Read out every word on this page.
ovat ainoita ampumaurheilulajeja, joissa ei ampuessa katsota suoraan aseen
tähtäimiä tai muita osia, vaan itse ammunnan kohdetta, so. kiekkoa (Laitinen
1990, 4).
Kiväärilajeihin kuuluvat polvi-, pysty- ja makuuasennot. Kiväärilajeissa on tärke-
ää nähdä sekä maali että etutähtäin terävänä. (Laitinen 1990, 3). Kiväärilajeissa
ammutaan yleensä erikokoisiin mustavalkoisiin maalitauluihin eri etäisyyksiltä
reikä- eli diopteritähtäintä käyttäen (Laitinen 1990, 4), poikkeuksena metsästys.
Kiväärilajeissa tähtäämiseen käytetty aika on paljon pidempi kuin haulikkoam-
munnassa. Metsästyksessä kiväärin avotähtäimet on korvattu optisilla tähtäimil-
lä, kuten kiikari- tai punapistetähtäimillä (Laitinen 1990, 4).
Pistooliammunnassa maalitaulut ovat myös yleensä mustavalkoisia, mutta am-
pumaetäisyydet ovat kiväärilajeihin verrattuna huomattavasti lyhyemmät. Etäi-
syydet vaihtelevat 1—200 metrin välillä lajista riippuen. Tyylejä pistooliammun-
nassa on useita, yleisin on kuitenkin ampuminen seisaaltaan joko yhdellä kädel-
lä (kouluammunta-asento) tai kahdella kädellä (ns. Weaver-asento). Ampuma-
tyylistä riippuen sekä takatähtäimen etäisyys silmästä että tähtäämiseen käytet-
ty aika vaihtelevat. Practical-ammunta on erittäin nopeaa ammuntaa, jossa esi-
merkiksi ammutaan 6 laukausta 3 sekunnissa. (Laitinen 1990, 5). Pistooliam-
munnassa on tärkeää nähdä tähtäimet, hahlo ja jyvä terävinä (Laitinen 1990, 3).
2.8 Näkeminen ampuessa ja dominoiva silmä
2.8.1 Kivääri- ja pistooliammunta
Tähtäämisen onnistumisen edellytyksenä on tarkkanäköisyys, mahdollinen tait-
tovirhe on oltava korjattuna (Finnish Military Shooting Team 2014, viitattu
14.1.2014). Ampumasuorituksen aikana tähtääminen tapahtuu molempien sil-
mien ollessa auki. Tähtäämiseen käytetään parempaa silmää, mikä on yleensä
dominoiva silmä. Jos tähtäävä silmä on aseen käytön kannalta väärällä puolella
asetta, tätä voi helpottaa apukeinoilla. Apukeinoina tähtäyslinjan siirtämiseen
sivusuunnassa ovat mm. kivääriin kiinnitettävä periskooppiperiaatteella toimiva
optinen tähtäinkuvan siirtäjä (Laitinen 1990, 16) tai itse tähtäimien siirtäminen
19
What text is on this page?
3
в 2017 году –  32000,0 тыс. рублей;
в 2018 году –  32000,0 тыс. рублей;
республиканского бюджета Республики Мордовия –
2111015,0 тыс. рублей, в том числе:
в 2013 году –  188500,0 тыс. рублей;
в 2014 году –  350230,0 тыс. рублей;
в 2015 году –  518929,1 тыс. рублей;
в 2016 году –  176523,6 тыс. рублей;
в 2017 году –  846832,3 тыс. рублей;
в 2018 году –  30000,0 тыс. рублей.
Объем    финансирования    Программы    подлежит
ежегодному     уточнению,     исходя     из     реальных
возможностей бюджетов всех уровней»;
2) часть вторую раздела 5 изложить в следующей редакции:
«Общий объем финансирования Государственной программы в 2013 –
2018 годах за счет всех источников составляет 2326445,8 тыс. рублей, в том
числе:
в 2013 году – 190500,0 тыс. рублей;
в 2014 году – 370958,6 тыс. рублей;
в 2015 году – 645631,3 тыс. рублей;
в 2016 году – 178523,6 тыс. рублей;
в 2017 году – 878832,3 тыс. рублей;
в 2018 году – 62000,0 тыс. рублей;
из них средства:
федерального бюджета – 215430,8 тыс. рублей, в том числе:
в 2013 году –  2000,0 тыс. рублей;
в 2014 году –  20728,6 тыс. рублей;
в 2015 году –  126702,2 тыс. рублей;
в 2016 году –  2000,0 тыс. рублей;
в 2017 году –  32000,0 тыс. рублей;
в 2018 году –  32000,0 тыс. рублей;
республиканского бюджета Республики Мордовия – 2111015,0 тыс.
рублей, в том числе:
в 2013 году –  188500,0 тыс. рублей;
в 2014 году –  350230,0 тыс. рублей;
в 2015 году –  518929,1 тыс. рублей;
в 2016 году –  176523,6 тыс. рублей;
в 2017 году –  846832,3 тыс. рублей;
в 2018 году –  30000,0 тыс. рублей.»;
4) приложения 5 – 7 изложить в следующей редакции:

▶ _TO DO_: Copy every line of the records word for word.

▶ _TASK ANSWER_:
Read out every word on this page.
ovat ainoita ampumaurheilulajeja, joissa ei ampuessa katsota suoraan aseen
tähtäimiä tai muita osia, vaan itse ammunnan kohdetta, so. kiekkoa (Laitinen
1990, 4).
Kiväärilajeihin kuuluvat polvi-, pysty- ja makuuasennot. Kiväärilajeissa on tärke-
ää nähdä sekä maali että etutähtäin terävänä. (Laitinen 1990, 3). Kiväärilajeissa
ammutaan yleensä erikokoisiin mustavalkoisiin maalitauluihin eri etäisyyksiltä
reikä- eli diopteritähtäintä käyttäen (Laitinen 1990, 4), poikkeuksena metsästys.
Kiväärilajeissa tähtäämiseen käytetty aika on paljon pidempi kuin haulikkoam-
munnassa. Metsästyksessä kiväärin avotähtäimet on korvattu optisilla tähtäimil-
lä, kuten kiikari- tai punapistetähtäimillä (Laitinen 1990, 4).
Pistooliammunnassa maalitaulut ovat myös yleensä mustavalkoisia, mutta am-
pumaetäisyydet ovat kiväärilajeihin verrattuna huomattavasti lyhyemmät. Etäi-
syydet vaihtelevat 1—200 metrin välillä lajista riippuen. Tyylejä pistooliammun-
nassa on useita, yleisin on kuitenkin ampuminen seisaaltaan joko yhdellä kädel-
lä (kouluammunta-asento) tai kahdella kädellä (ns. Weaver-asento). Ampuma-
tyylistä riippuen sekä takatähtäimen etäisyys silmästä että tähtäämiseen käytet-
ty aika vaihtelevat. Practical-ammunta on erittäin nopeaa ammuntaa, jossa esi-
merkiksi ammutaan 6 laukausta 3 sekunnissa. (Laitinen 1990, 5). Pistooliam-
munnassa on tärkeää nähdä tähtäimet, hahlo ja jyvä terävinä (Laitinen 1990, 3).
2.8 Näkeminen ampuessa ja dominoiva silmä
2.8.1 Kivääri- ja pistooliammunta
Tähtäämisen onnistumisen edellytyksenä on tarkkanäköisyys, mahdollinen tait-
tovirhe on oltava korjattuna (Finnish Military Shooting Team 2014, viitattu
14.1.2014). Ampumasuorituksen aikana tähtääminen tapahtuu molempien sil-
mien ollessa auki. Tähtäämiseen käytetään parempaa silmää, mikä on yleensä
dominoiva silmä. Jos tähtäävä silmä on aseen käytön kannalta väärällä puolella
asetta, tätä voi helpottaa apukeinoilla. Apukeinoina tähtäyslinjan siirtämiseen
sivusuunnassa ovat mm. kivääriin kiinnitettävä periskooppiperiaatteella toimiva
optinen tähtäinkuvan siirtäjä (Laitinen 1990, 16) tai itse tähtäimien siirtäminen
19
What text is on this page?
3
в 2017 году –  32000,0 тыс. рублей;
в 2018 году –  32000,0 тыс. рублей;
республиканского бюджета Республики Мордовия –
2111015,0 тыс. рублей, в том числе:
в 2013 году –  188500,0 тыс. рублей;
в 2014 году –  350230,0 тыс. рублей;
в 2015 году –  518929,1 тыс. рублей;
в 2016 году –  176523,6 тыс. рублей;
в 2017 году –  846832,3 тыс. рублей;
в 2018 году –  30000,0 тыс. рублей.
Объем    финансирования    Программы    подлежит
ежегодному     уточнению,     исходя     из     реальных
возможностей бюджетов всех уровней»;
2) часть вторую раздела 5 изложить в следующей редакции:
«Общий объем финансирования Государственной программы в 2013 –
2018 годах за счет всех источников составляет 2326445,8 тыс. рублей, в том
числе:
в 2013 году – 190500,0 тыс. рублей;
в 2014 году – 370958,6 тыс. рублей;
в 2015 году – 645631,3 тыс. рублей;
в 2016 году – 178523,6 тыс. рублей;
в 2017 году – 878832,3 тыс. рублей;
в 2018 году – 62000,0 тыс. рублей;
из них средства:
федерального бюджета – 215430,8 тыс. рублей, в том числе:
в 2013 году –  2000,0 тыс. рублей;
в 2014 году –  20728,6 тыс. рублей;
в 2015 году –  126702,2 тыс. рублей;
в 2016 году –  2000,0 тыс. рублей;
в 2017 году –  32000,0 тыс. рублей;
в 2018 году –  32000,0 тыс. рублей;
республиканского бюджета Республики Мордовия – 2111015,0 тыс.
рублей, в том числе:
в 2013 году –  188500,0 тыс. рублей;
в 2014 году –  350230,0 тыс. рублей;
в 2015 году –  518929,1 тыс. рублей;
в 2016 году –  176523,6 тыс. рублей;
в 2017 году –  846832,3 тыс. рублей;
в 2018 году –  30000,0 тыс. рублей.»;
4) приложения 5 – 7 изложить в следующей редакции:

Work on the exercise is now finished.